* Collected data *

--------

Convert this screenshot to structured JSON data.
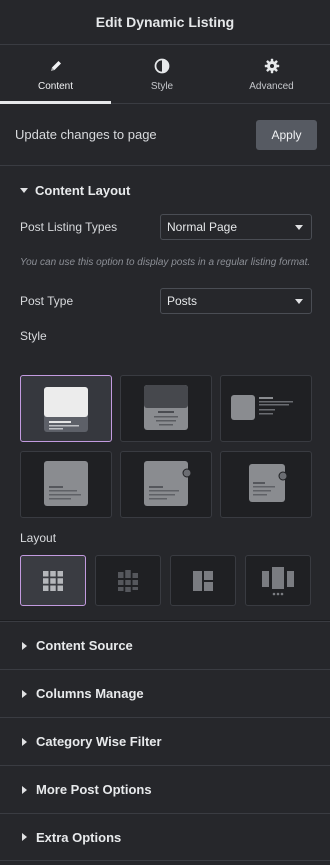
{
  "header": {
    "title": "Edit Dynamic Listing"
  },
  "tabs": [
    {
      "label": "Content",
      "icon": "pencil-icon",
      "active": true
    },
    {
      "label": "Style",
      "icon": "contrast-icon",
      "active": false
    },
    {
      "label": "Advanced",
      "icon": "gear-icon",
      "active": false
    }
  ],
  "update": {
    "label": "Update changes to page",
    "button": "Apply"
  },
  "content_layout": {
    "title": "Content Layout",
    "post_listing_types": {
      "label": "Post Listing Types",
      "value": "Normal Page"
    },
    "help_text": "You can use this option to display posts in a regular listing format.",
    "post_type": {
      "label": "Post Type",
      "value": "Posts"
    },
    "style_label": "Style",
    "style_selected_index": 0,
    "layout_label": "Layout",
    "layout_selected_index": 0
  },
  "sections": [
    "Content Source",
    "Columns Manage",
    "Category Wise Filter",
    "More Post Options",
    "Extra Options"
  ],
  "colors": {
    "panel_bg": "#26272b",
    "selected_border": "#c39be0",
    "apply_bg": "#565a62"
  }
}
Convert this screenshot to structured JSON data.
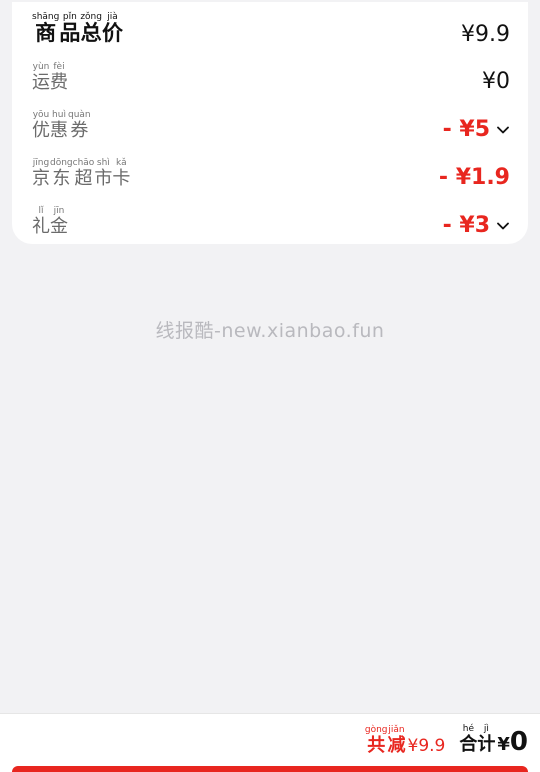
{
  "summary_card": {
    "goods_total": {
      "label": [
        {
          "char": "商",
          "py": "shāng"
        },
        {
          "char": "品",
          "py": "pǐn"
        },
        {
          "char": "总",
          "py": "zǒng"
        },
        {
          "char": "价",
          "py": "jià"
        }
      ],
      "value": "¥9.9"
    },
    "shipping": {
      "label": [
        {
          "char": "运",
          "py": "yùn"
        },
        {
          "char": "费",
          "py": "fèi"
        }
      ],
      "value": "¥0"
    },
    "coupon": {
      "label": [
        {
          "char": "优",
          "py": "yōu"
        },
        {
          "char": "惠",
          "py": "huì"
        },
        {
          "char": "券",
          "py": "quàn"
        }
      ],
      "value": "- ¥5"
    },
    "jd_supermarket_card": {
      "label": [
        {
          "char": "京",
          "py": "jīng"
        },
        {
          "char": "东",
          "py": "dōng"
        },
        {
          "char": "超",
          "py": "chāo"
        },
        {
          "char": "市",
          "py": "shì"
        },
        {
          "char": "卡",
          "py": "kǎ"
        }
      ],
      "value": "- ¥1.9"
    },
    "gift_money": {
      "label": [
        {
          "char": "礼",
          "py": "lǐ"
        },
        {
          "char": "金",
          "py": "jīn"
        }
      ],
      "value": "- ¥3"
    }
  },
  "watermark": "线报酷-new.xianbao.fun",
  "bottom_bar": {
    "reduce_label": [
      {
        "char": "共",
        "py": "gòng"
      },
      {
        "char": "减",
        "py": "jiǎn"
      }
    ],
    "reduce_amount": "¥9.9",
    "total_label": [
      {
        "char": "合",
        "py": "hé"
      },
      {
        "char": "计",
        "py": "jì"
      }
    ],
    "total_currency": "¥",
    "total_amount": "0"
  },
  "colors": {
    "accent_red": "#e8261f",
    "background": "#f2f2f4",
    "card": "#ffffff"
  }
}
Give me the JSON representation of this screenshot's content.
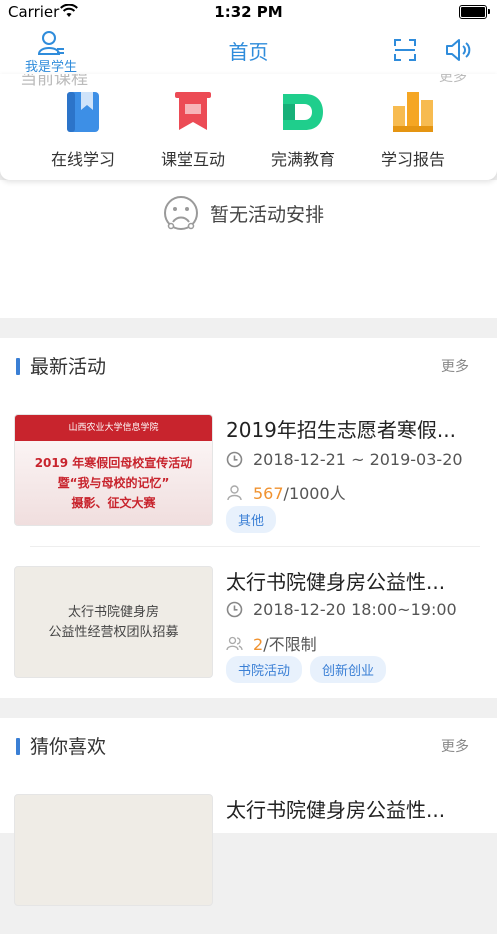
{
  "status_bar": {
    "carrier": "Carrier",
    "time": "1:32 PM"
  },
  "nav": {
    "user_label": "我是学生",
    "title": "首页"
  },
  "top_card": {
    "ghost_title": "当前课程",
    "ghost_more": "更多",
    "features": [
      {
        "label": "在线学习",
        "icon": "bookmark-book-icon",
        "color": "#3d8fe6"
      },
      {
        "label": "课堂互动",
        "icon": "flag-icon",
        "color": "#ec4b55"
      },
      {
        "label": "完满教育",
        "icon": "letter-d-icon",
        "color": "#1fce8c"
      },
      {
        "label": "学习报告",
        "icon": "bar-chart-icon",
        "color": "#f5a623"
      }
    ]
  },
  "empty_state": {
    "text": "暂无活动安排"
  },
  "latest": {
    "title": "最新活动",
    "more": "更多",
    "items": [
      {
        "title": "2019年招生志愿者寒假...",
        "time": "2018-12-21 ~ 2019-03-20",
        "count_current": "567",
        "count_rest": "/1000人",
        "tags": [
          "其他"
        ],
        "thumb_header": "山西农业大学信息学院",
        "thumb_lines": [
          "2019 年寒假回母校宣传活动",
          "暨“我与母校的记忆”",
          "摄影、征文大赛"
        ]
      },
      {
        "title": "太行书院健身房公益性...",
        "time": "2018-12-20  18:00~19:00",
        "count_current": "2",
        "count_rest": "/不限制",
        "tags": [
          "书院活动",
          "创新创业"
        ],
        "thumb_lines": [
          "太行书院健身房",
          "公益性经营权团队招募"
        ]
      }
    ]
  },
  "guess": {
    "title": "猜你喜欢",
    "more": "更多",
    "items": [
      {
        "title": "太行书院健身房公益性..."
      }
    ]
  }
}
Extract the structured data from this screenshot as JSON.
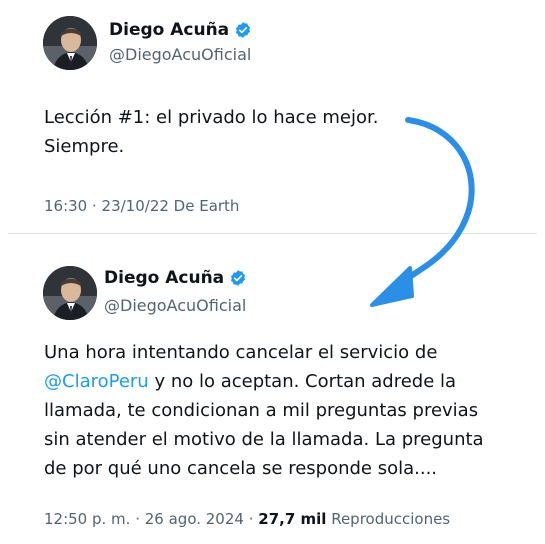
{
  "tweets": [
    {
      "display_name": "Diego Acuña",
      "handle": "@DiegoAcuOficial",
      "text_lines": [
        "Lección #1: el privado lo hace mejor.",
        "Siempre."
      ],
      "timestamp": "16:30 · 23/10/22 De Earth"
    },
    {
      "display_name": "Diego Acuña",
      "handle": "@DiegoAcuOficial",
      "text_line_1": "Una hora intentando cancelar el servicio de",
      "mention": "@ClaroPeru",
      "text_after_mention": " y no lo aceptan. Cortan adrede la",
      "text_line_3": "llamada, te condicionan a mil preguntas previas",
      "text_line_4": "sin atender el motivo de la llamada. La pregunta",
      "text_line_5": "de por qué uno cancela se responde sola....",
      "time": "12:50 p. m.",
      "separator": " · ",
      "date": "26 ago. 2024",
      "separator_2": " · ",
      "views_count": "27,7 mil",
      "views_label": " Reproducciones"
    }
  ],
  "colors": {
    "accent": "#1d9bf0",
    "text": "#0f1419",
    "secondary": "#536471",
    "arrow": "#2b8fe8"
  },
  "icons": {
    "verified": "verified-badge-icon",
    "arrow": "curved-arrow-icon"
  }
}
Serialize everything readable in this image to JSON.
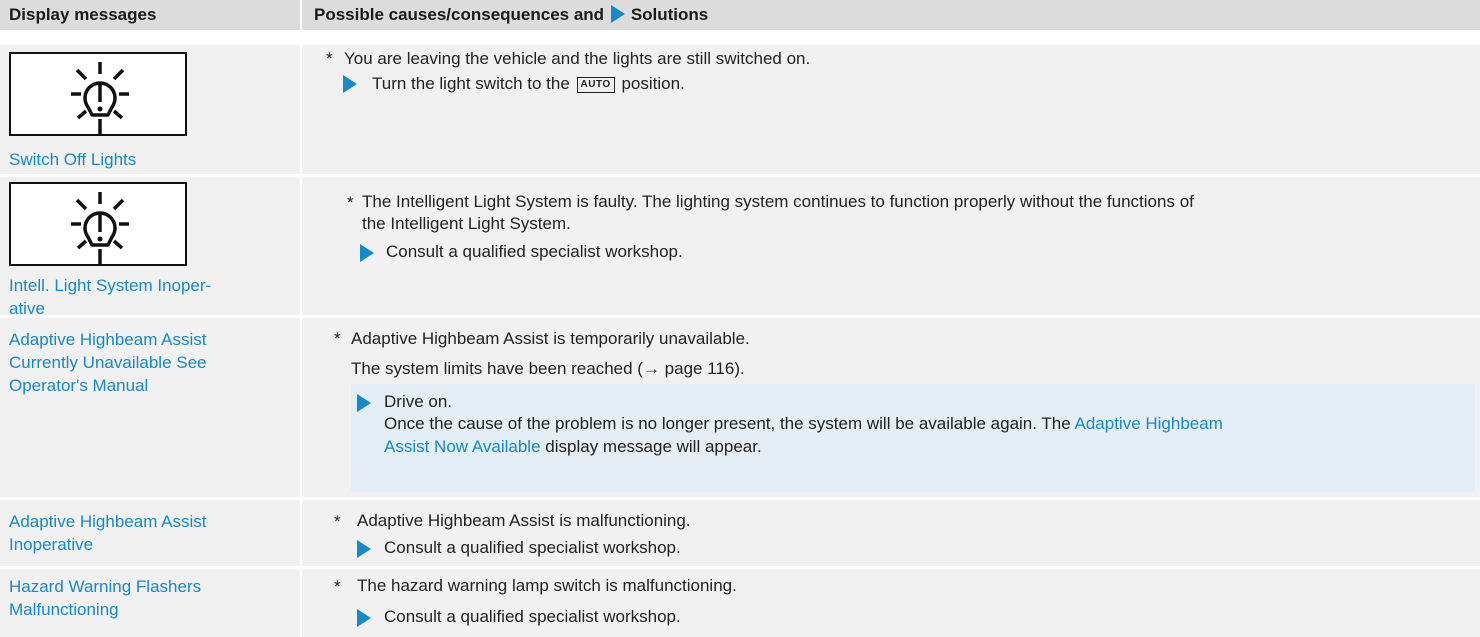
{
  "header": {
    "col1": "Display messages",
    "col2_prefix": "Possible causes/consequences and",
    "col2_suffix": "Solutions"
  },
  "rows": [
    {
      "icon": "light-warning-icon",
      "message": "Switch Off Lights",
      "cause": "You are leaving the vehicle and the lights are still switched on.",
      "step_before": "Turn the light switch to the",
      "step_key": "AUTO",
      "step_after": "position."
    },
    {
      "icon": "light-warning-icon",
      "message_line1": "Intell. Light System Inoper-",
      "message_line2": "ative",
      "cause_line1": "The Intelligent Light System is faulty. The lighting system continues to function properly without the functions of",
      "cause_line2": "the Intelligent Light System.",
      "step": "Consult a qualified specialist workshop."
    },
    {
      "message_line1": "Adaptive Highbeam Assist",
      "message_line2": "Currently Unavailable See",
      "message_line3": "Operator's Manual",
      "cause": "Adaptive Highbeam Assist is temporarily unavailable.",
      "note": "The system limits have been reached (→ page 116).",
      "step": "Drive on.",
      "step_detail_line1_a": "Once the cause of the problem is no longer present, the system will be available again. The",
      "step_detail_line1_link": "Adaptive Highbeam",
      "step_detail_line2_link": "Assist Now Available",
      "step_detail_line2_b": "display message will appear."
    },
    {
      "message_line1": "Adaptive Highbeam Assist",
      "message_line2": "Inoperative",
      "cause": "Adaptive Highbeam Assist is malfunctioning.",
      "step": "Consult a qualified specialist workshop."
    },
    {
      "message_line1": "Hazard Warning Flashers",
      "message_line2": "Malfunctioning",
      "cause": "The hazard warning lamp switch is malfunctioning.",
      "step": "Consult a qualified specialist workshop."
    }
  ],
  "bullet": "*",
  "colors": {
    "accent": "#1689c9",
    "header_bg": "#dcdcdc",
    "cell_bg": "#f1f1f1"
  }
}
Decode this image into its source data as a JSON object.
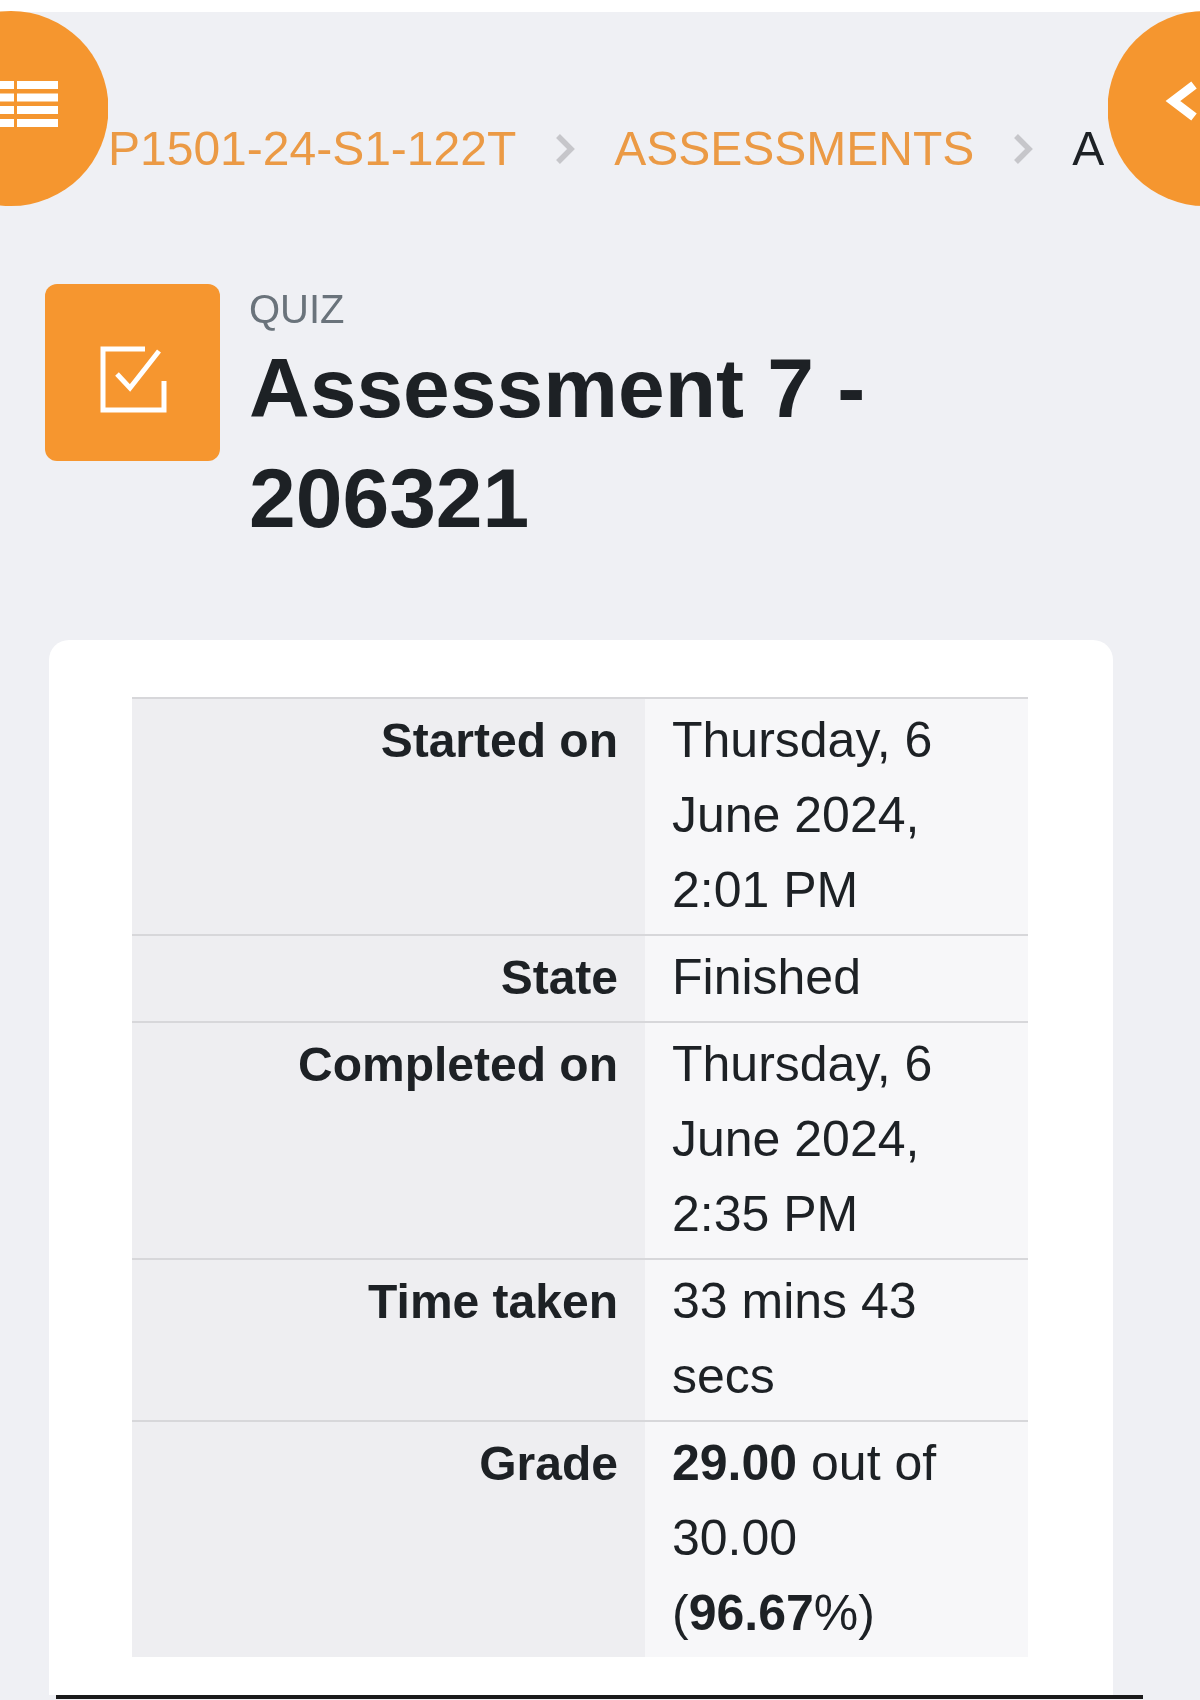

--------

* CHALLENGE *
Return each line with "llamada".

* OUTPUT FOR THIS TASK *
      "text_line_3": "llamada, te condicionan a mil preguntas previas",
      "text_line_4": "sin atender el motivo de la llamada. La pregunta",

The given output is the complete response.